**PROBLEM DESCRIPTION:**
Return the material word for word. Do not include the pictures.

**PROVIDED RECORDS:**
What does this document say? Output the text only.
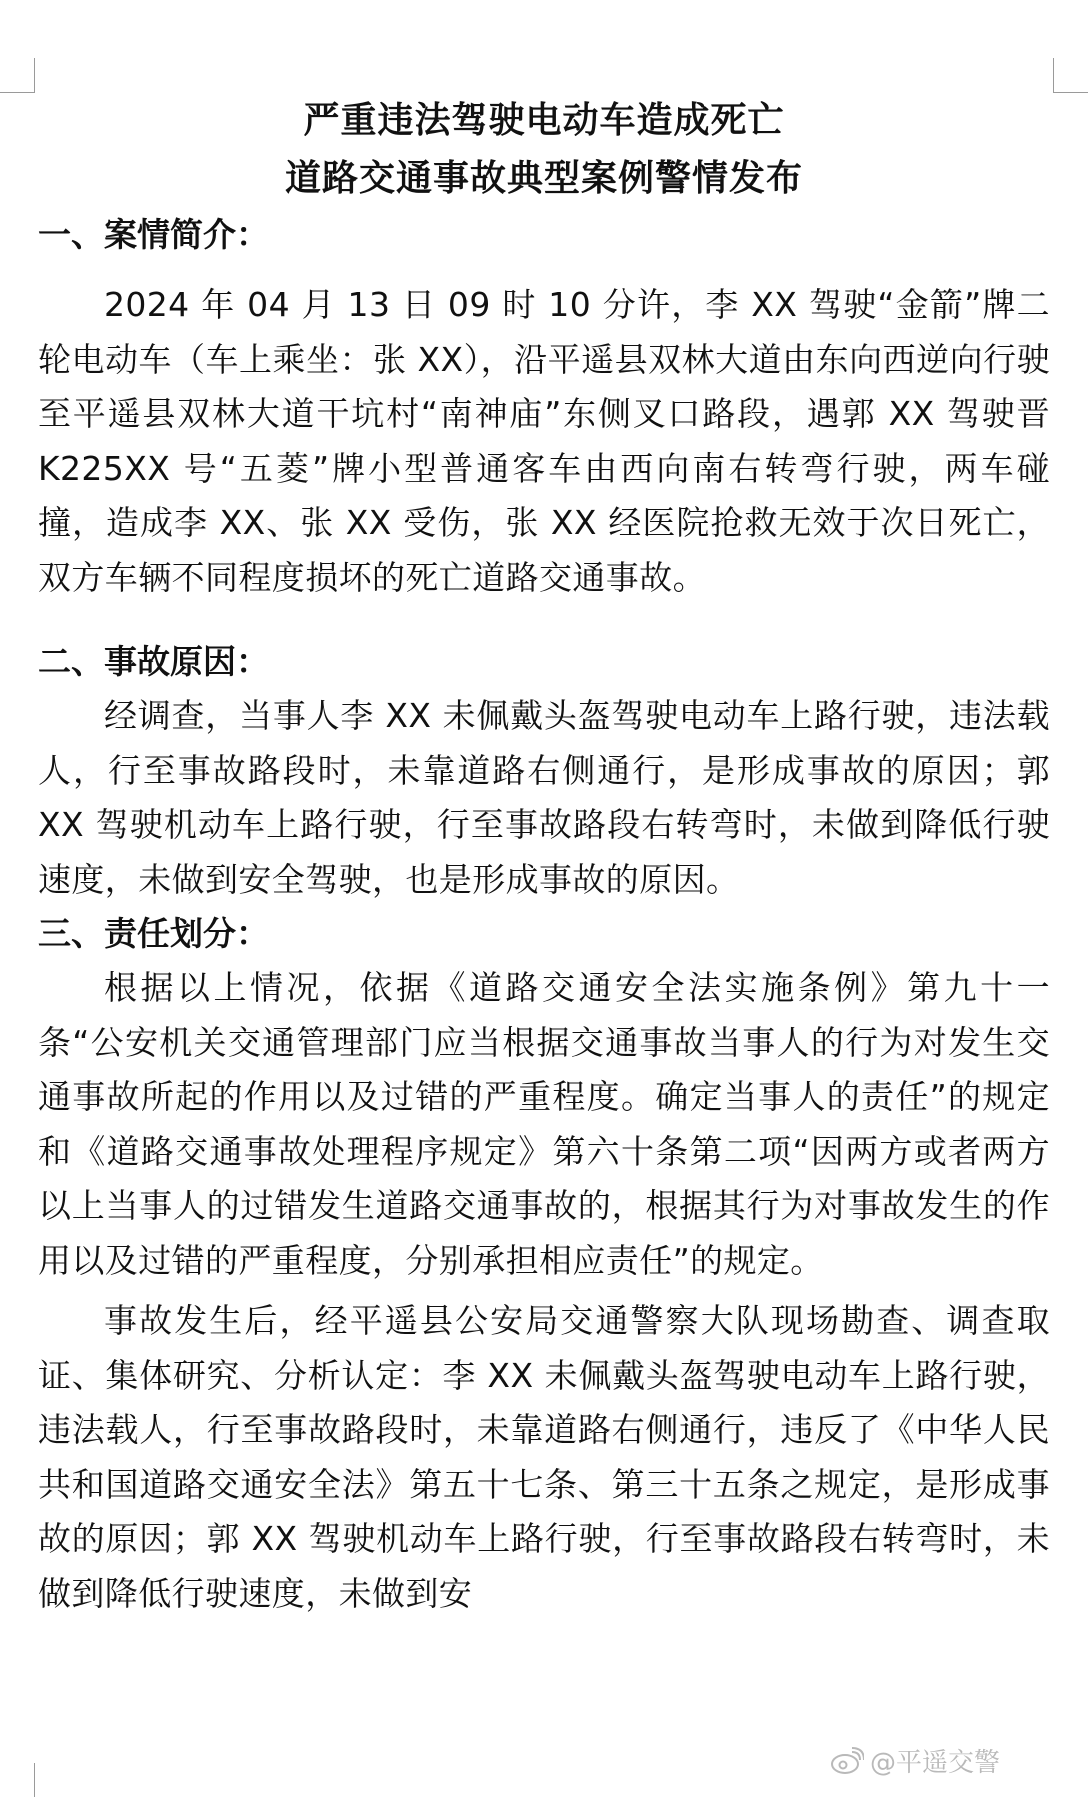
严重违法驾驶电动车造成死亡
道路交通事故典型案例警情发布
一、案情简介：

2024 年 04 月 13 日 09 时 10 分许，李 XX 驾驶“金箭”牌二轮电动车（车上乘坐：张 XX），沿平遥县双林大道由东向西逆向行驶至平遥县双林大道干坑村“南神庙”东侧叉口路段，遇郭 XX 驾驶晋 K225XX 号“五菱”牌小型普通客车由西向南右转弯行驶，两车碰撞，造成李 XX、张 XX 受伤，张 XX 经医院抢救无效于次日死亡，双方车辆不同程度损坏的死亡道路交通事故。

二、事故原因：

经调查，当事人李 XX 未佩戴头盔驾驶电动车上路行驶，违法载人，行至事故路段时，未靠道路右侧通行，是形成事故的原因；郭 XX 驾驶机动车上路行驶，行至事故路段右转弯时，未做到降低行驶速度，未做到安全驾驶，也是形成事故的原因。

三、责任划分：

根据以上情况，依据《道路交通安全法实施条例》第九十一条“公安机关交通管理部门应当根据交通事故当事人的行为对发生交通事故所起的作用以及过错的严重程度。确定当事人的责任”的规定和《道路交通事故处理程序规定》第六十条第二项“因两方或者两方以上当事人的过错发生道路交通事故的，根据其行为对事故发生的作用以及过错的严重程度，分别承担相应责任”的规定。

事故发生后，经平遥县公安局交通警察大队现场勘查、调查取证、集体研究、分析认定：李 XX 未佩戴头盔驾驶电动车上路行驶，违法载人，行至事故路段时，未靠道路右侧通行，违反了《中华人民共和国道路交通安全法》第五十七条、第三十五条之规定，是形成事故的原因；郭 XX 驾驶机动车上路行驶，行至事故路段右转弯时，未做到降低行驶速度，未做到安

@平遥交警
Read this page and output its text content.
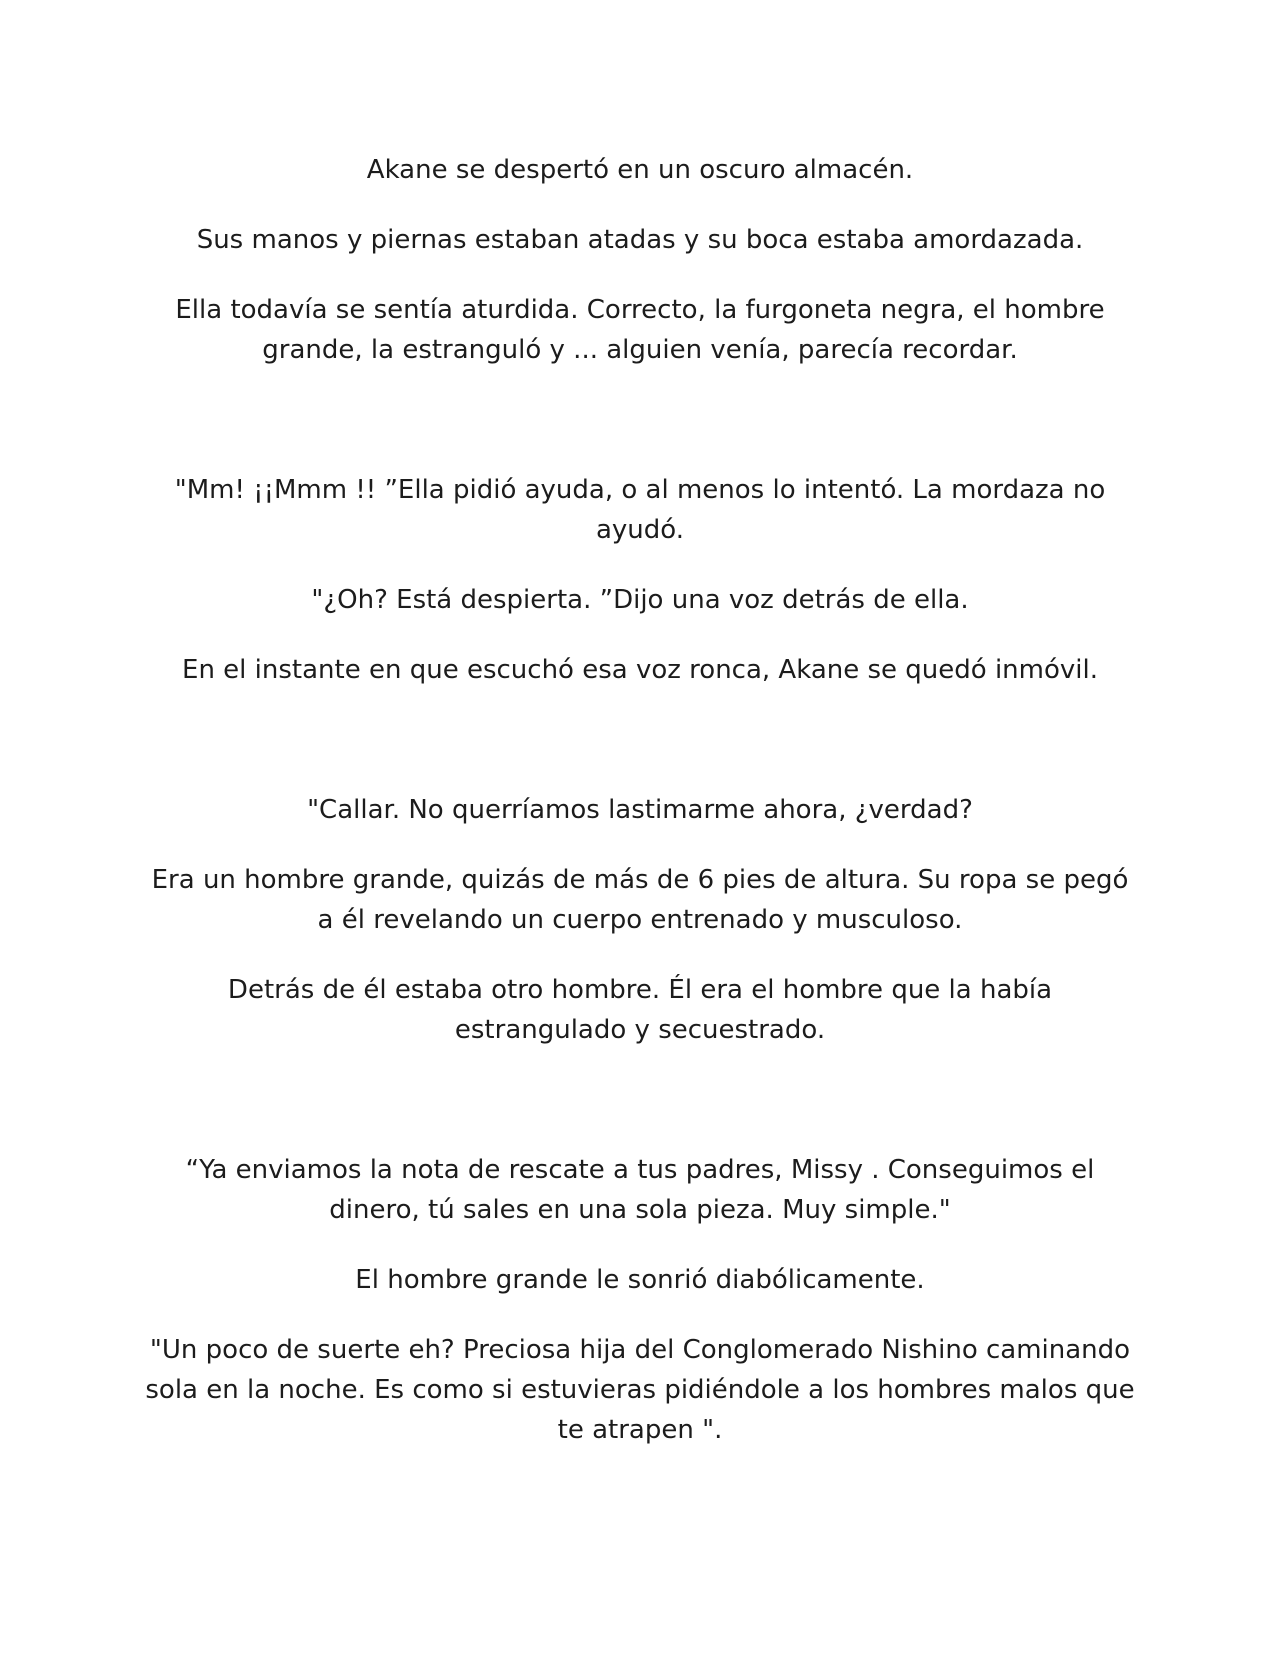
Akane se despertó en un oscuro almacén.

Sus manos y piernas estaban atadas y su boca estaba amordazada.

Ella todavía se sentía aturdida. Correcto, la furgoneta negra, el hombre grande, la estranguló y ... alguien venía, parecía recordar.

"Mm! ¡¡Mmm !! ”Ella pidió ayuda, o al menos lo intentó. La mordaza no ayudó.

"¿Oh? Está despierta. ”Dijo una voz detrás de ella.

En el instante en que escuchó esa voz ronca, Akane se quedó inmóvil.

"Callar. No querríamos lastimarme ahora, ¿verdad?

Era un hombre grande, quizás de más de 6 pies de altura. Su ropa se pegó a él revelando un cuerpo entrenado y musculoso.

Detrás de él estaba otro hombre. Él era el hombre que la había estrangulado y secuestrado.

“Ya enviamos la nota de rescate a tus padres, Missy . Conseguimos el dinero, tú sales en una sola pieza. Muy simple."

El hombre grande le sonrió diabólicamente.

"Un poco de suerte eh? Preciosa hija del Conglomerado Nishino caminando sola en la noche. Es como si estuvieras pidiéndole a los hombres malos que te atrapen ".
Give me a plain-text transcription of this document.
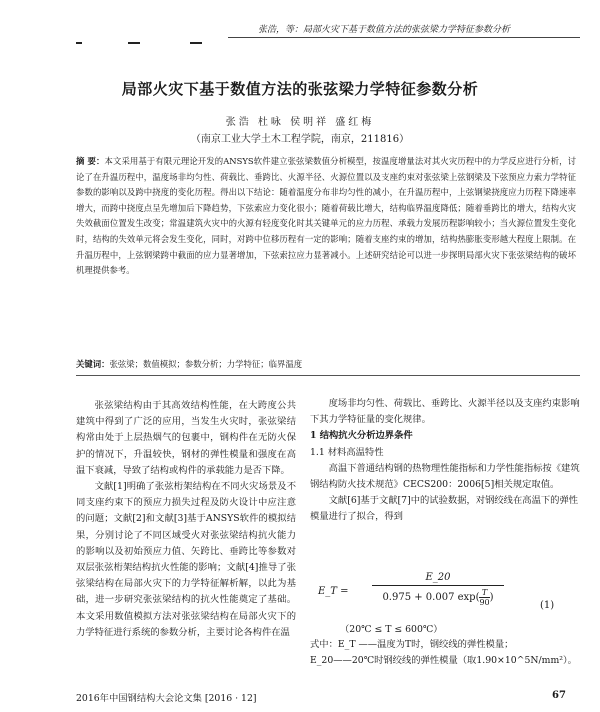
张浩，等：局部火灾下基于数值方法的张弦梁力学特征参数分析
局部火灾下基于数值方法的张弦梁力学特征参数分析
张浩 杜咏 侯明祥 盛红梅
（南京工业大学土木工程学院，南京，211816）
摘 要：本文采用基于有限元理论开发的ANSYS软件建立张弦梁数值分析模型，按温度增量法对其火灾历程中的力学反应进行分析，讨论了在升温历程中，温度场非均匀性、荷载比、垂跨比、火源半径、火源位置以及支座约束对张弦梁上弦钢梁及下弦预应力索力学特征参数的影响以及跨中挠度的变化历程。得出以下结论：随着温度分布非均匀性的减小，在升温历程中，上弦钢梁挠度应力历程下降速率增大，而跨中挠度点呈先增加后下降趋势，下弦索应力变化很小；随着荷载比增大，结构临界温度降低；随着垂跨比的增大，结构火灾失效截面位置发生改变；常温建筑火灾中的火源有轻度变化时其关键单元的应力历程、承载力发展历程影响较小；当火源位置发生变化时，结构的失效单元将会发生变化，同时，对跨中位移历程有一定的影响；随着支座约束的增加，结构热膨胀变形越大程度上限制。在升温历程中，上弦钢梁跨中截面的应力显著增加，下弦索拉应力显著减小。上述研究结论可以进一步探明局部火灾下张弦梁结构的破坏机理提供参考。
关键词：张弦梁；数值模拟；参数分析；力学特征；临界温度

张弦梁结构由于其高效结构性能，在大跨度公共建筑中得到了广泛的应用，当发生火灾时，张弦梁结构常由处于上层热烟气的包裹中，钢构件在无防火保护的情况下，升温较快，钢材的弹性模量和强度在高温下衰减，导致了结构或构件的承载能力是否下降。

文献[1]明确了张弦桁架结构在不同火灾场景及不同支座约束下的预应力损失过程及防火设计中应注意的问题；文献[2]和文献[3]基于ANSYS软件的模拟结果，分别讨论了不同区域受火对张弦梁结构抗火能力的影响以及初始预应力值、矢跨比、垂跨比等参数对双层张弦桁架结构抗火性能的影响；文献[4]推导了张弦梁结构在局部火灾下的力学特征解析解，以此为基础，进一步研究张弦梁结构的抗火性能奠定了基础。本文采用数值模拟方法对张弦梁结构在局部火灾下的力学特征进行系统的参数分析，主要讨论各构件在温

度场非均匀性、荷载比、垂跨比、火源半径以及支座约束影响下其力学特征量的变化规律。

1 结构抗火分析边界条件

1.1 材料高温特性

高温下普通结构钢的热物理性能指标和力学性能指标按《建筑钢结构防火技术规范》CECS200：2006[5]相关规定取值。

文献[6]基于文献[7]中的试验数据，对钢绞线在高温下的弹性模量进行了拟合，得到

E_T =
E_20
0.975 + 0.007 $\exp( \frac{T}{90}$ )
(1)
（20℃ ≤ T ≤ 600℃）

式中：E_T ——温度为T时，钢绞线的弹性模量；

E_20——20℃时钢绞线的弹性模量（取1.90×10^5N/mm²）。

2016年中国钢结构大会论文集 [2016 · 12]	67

**SOLUTION FOR THIS PROBLEM:**
What does this document say? Output the text only.
严重违法驾驶电动车造成死亡
道路交通事故典型案例警情发布
一、案情简介：

2024 年 04 月 13 日 09 时 10 分许，李 XX 驾驶“金箭”牌二轮电动车（车上乘坐：张 XX），沿平遥县双林大道由东向西逆向行驶至平遥县双林大道干坑村“南神庙”东侧叉口路段，遇郭 XX 驾驶晋 K225XX 号“五菱”牌小型普通客车由西向南右转弯行驶，两车碰撞，造成李 XX、张 XX 受伤，张 XX 经医院抢救无效于次日死亡，双方车辆不同程度损坏的死亡道路交通事故。

二、事故原因：

经调查，当事人李 XX 未佩戴头盔驾驶电动车上路行驶，违法载人，行至事故路段时，未靠道路右侧通行，是形成事故的原因；郭 XX 驾驶机动车上路行驶，行至事故路段右转弯时，未做到降低行驶速度，未做到安全驾驶，也是形成事故的原因。

三、责任划分：

根据以上情况，依据《道路交通安全法实施条例》第九十一条“公安机关交通管理部门应当根据交通事故当事人的行为对发生交通事故所起的作用以及过错的严重程度。确定当事人的责任”的规定和《道路交通事故处理程序规定》第六十条第二项“因两方或者两方以上当事人的过错发生道路交通事故的，根据其行为对事故发生的作用以及过错的严重程度，分别承担相应责任”的规定。

事故发生后，经平遥县公安局交通警察大队现场勘查、调查取证、集体研究、分析认定：李 XX 未佩戴头盔驾驶电动车上路行驶，违法载人，行至事故路段时，未靠道路右侧通行，违反了《中华人民共和国道路交通安全法》第五十七条、第三十五条之规定，是形成事故的原因；郭 XX 驾驶机动车上路行驶，行至事故路段右转弯时，未做到降低行驶速度，未做到安

@平遥交警
Read this page and output its text content.
Akane se despertó en un oscuro almacén.

Sus manos y piernas estaban atadas y su boca estaba amordazada.

Ella todavía se sentía aturdida. Correcto, la furgoneta negra, el hombre grande, la estranguló y ... alguien venía, parecía recordar.

"Mm! ¡¡Mmm !! ”Ella pidió ayuda, o al menos lo intentó. La mordaza no ayudó.

"¿Oh? Está despierta. ”Dijo una voz detrás de ella.

En el instante en que escuchó esa voz ronca, Akane se quedó inmóvil.

"Callar. No querríamos lastimarme ahora, ¿verdad?

Era un hombre grande, quizás de más de 6 pies de altura. Su ropa se pegó a él revelando un cuerpo entrenado y musculoso.

Detrás de él estaba otro hombre. Él era el hombre que la había estrangulado y secuestrado.

“Ya enviamos la nota de rescate a tus padres, Missy . Conseguimos el dinero, tú sales en una sola pieza. Muy simple."

El hombre grande le sonrió diabólicamente.

"Un poco de suerte eh? Preciosa hija del Conglomerado Nishino caminando sola en la noche. Es como si estuvieras pidiéndole a los hombres malos que te atrapen ".
Give me a plain-text transcription of this document.
张浩，等：局部火灾下基于数值方法的张弦梁力学特征参数分析
局部火灾下基于数值方法的张弦梁力学特征参数分析
张浩 杜咏 侯明祥 盛红梅
（南京工业大学土木工程学院，南京，211816）
摘 要：本文采用基于有限元理论开发的ANSYS软件建立张弦梁数值分析模型，按温度增量法对其火灾历程中的力学反应进行分析，讨论了在升温历程中，温度场非均匀性、荷载比、垂跨比、火源半径、火源位置以及支座约束对张弦梁上弦钢梁及下弦预应力索力学特征参数的影响以及跨中挠度的变化历程。得出以下结论：随着温度分布非均匀性的减小，在升温历程中，上弦钢梁挠度应力历程下降速率增大，而跨中挠度点呈先增加后下降趋势，下弦索应力变化很小；随着荷载比增大，结构临界温度降低；随着垂跨比的增大，结构火灾失效截面位置发生改变；常温建筑火灾中的火源有轻度变化时其关键单元的应力历程、承载力发展历程影响较小；当火源位置发生变化时，结构的失效单元将会发生变化，同时，对跨中位移历程有一定的影响；随着支座约束的增加，结构热膨胀变形越大程度上限制。在升温历程中，上弦钢梁跨中截面的应力显著增加，下弦索拉应力显著减小。上述研究结论可以进一步探明局部火灾下张弦梁结构的破坏机理提供参考。
关键词：张弦梁；数值模拟；参数分析；力学特征；临界温度

张弦梁结构由于其高效结构性能，在大跨度公共建筑中得到了广泛的应用，当发生火灾时，张弦梁结构常由处于上层热烟气的包裹中，钢构件在无防火保护的情况下，升温较快，钢材的弹性模量和强度在高温下衰减，导致了结构或构件的承载能力是否下降。

文献[1]明确了张弦桁架结构在不同火灾场景及不同支座约束下的预应力损失过程及防火设计中应注意的问题；文献[2]和文献[3]基于ANSYS软件的模拟结果，分别讨论了不同区域受火对张弦梁结构抗火能力的影响以及初始预应力值、矢跨比、垂跨比等参数对双层张弦桁架结构抗火性能的影响；文献[4]推导了张弦梁结构在局部火灾下的力学特征解析解，以此为基础，进一步研究张弦梁结构的抗火性能奠定了基础。本文采用数值模拟方法对张弦梁结构在局部火灾下的力学特征进行系统的参数分析，主要讨论各构件在温

度场非均匀性、荷载比、垂跨比、火源半径以及支座约束影响下其力学特征量的变化规律。

1 结构抗火分析边界条件

1.1 材料高温特性

高温下普通结构钢的热物理性能指标和力学性能指标按《建筑钢结构防火技术规范》CECS200：2006[5]相关规定取值。

文献[6]基于文献[7]中的试验数据，对钢绞线在高温下的弹性模量进行了拟合，得到

E_T =
E_20
0.975 + 0.007 $\exp( \frac{T}{90}$ )
(1)
（20℃ ≤ T ≤ 600℃）

式中：E_T ——温度为T时，钢绞线的弹性模量；

E_20——20℃时钢绞线的弹性模量（取1.90×10^5N/mm²）。

2016年中国钢结构大会论文集 [2016 · 12]	67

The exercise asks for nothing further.